-- SHORT EXERCISE --
Each entry below is to be given again word for word, with no pictures.

-- DATA PROVIDED --
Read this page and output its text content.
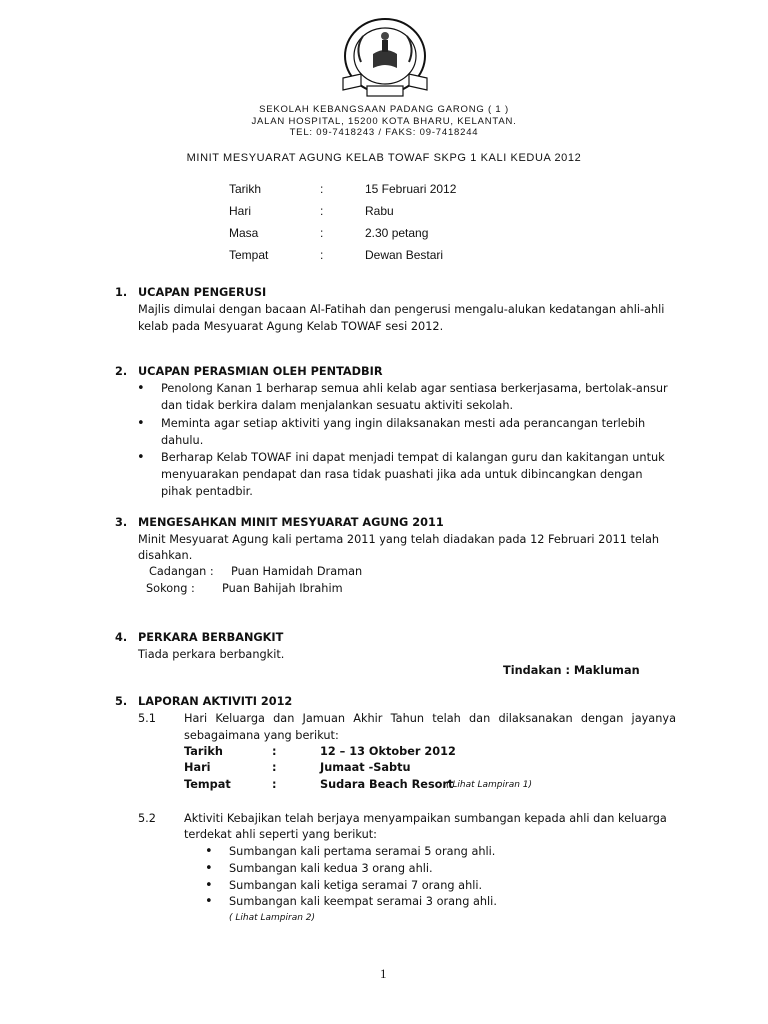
SEKOLAH KEBANGSAAN PADANG GARONG ( 1 )
JALAN HOSPITAL, 15200 KOTA BHARU, KELANTAN.
TEL: 09-7418243 / FAKS: 09-7418244
MINIT MESYUARAT AGUNG KELAB TOWAF SKPG 1 KALI KEDUA 2012
Tarikh	:	15 Februari 2012
Hari	:	Rabu
Masa	:	2.30 petang
Tempat	:	Dewan Bestari
1. UCAPAN PENGERUSI
Majlis dimulai dengan bacaan Al-Fatihah dan pengerusi mengalu-alukan kedatangan ahli-ahli
kelab pada Mesyuarat Agung Kelab TOWAF sesi 2012.
2. UCAPAN PERASMIAN OLEH PENTADBIR
• Penolong Kanan 1 berharap semua ahli kelab agar sentiasa berkerjasama, bertolak-ansur
dan tidak berkira dalam menjalankan sesuatu aktiviti sekolah.
• Meminta agar setiap aktiviti yang ingin dilaksanakan mesti ada perancangan terlebih
dahulu.
• Berharap Kelab TOWAF ini dapat menjadi tempat di kalangan guru dan kakitangan untuk
menyuarakan pendapat dan rasa tidak puashati jika ada untuk dibincangkan dengan
pihak pentadbir.
3. MENGESAHKAN MINIT MESYUARAT AGUNG 2011
Minit Mesyuarat Agung kali pertama 2011 yang telah diadakan pada 12 Februari 2011 telah
disahkan.
Cadangan : Puan Hamidah Draman
Sokong : Puan Bahijah Ibrahim
4. PERKARA BERBANGKIT
Tiada perkara berbangkit.
Tindakan : Makluman
5. LAPORAN AKTIVITI 2012
5.1 Hari Keluarga dan Jamuan Akhir Tahun telah dan dilaksanakan dengan jayanya
sebagaimana yang berikut:
Tarikh	:	12 – 13 Oktober 2012
Hari	:	Jumaat -Sabtu
Tempat	:	Sudara Beach Resort
( Lihat Lampiran 1)
5.2 Aktiviti Kebajikan telah berjaya menyampaikan sumbangan kepada ahli dan keluarga
terdekat ahli seperti yang berikut:
• Sumbangan kali pertama seramai 5 orang ahli.
• Sumbangan kali kedua 3 orang ahli.
• Sumbangan kali ketiga seramai 7 orang ahli.
• Sumbangan kali keempat seramai 3 orang ahli.
( Lihat Lampiran 2)
1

-- REPLY TO THE EXERCISE --
Read this page and output its text content.
SEKOLAH KEBANGSAAN PADANG GARONG ( 1 )
JALAN HOSPITAL, 15200 KOTA BHARU, KELANTAN.
TEL: 09-7418243 / FAKS: 09-7418244
MINIT MESYUARAT AGUNG KELAB TOWAF SKPG 1 KALI KEDUA 2012
Tarikh	:	15 Februari 2012
Hari	:	Rabu
Masa	:	2.30 petang
Tempat	:	Dewan Bestari
1. UCAPAN PENGERUSI
Majlis dimulai dengan bacaan Al-Fatihah dan pengerusi mengalu-alukan kedatangan ahli-ahli
kelab pada Mesyuarat Agung Kelab TOWAF sesi 2012.
2. UCAPAN PERASMIAN OLEH PENTADBIR
• Penolong Kanan 1 berharap semua ahli kelab agar sentiasa berkerjasama, bertolak-ansur
dan tidak berkira dalam menjalankan sesuatu aktiviti sekolah.
• Meminta agar setiap aktiviti yang ingin dilaksanakan mesti ada perancangan terlebih
dahulu.
• Berharap Kelab TOWAF ini dapat menjadi tempat di kalangan guru dan kakitangan untuk
menyuarakan pendapat dan rasa tidak puashati jika ada untuk dibincangkan dengan
pihak pentadbir.
3. MENGESAHKAN MINIT MESYUARAT AGUNG 2011
Minit Mesyuarat Agung kali pertama 2011 yang telah diadakan pada 12 Februari 2011 telah
disahkan.
Cadangan : Puan Hamidah Draman
Sokong : Puan Bahijah Ibrahim
4. PERKARA BERBANGKIT
Tiada perkara berbangkit.
Tindakan : Makluman
5. LAPORAN AKTIVITI 2012
5.1 Hari Keluarga dan Jamuan Akhir Tahun telah dan dilaksanakan dengan jayanya
sebagaimana yang berikut:
Tarikh	:	12 – 13 Oktober 2012
Hari	:	Jumaat -Sabtu
Tempat	:	Sudara Beach Resort
( Lihat Lampiran 1)
5.2 Aktiviti Kebajikan telah berjaya menyampaikan sumbangan kepada ahli dan keluarga
terdekat ahli seperti yang berikut:
• Sumbangan kali pertama seramai 5 orang ahli.
• Sumbangan kali kedua 3 orang ahli.
• Sumbangan kali ketiga seramai 7 orang ahli.
• Sumbangan kali keempat seramai 3 orang ahli.
( Lihat Lampiran 2)
1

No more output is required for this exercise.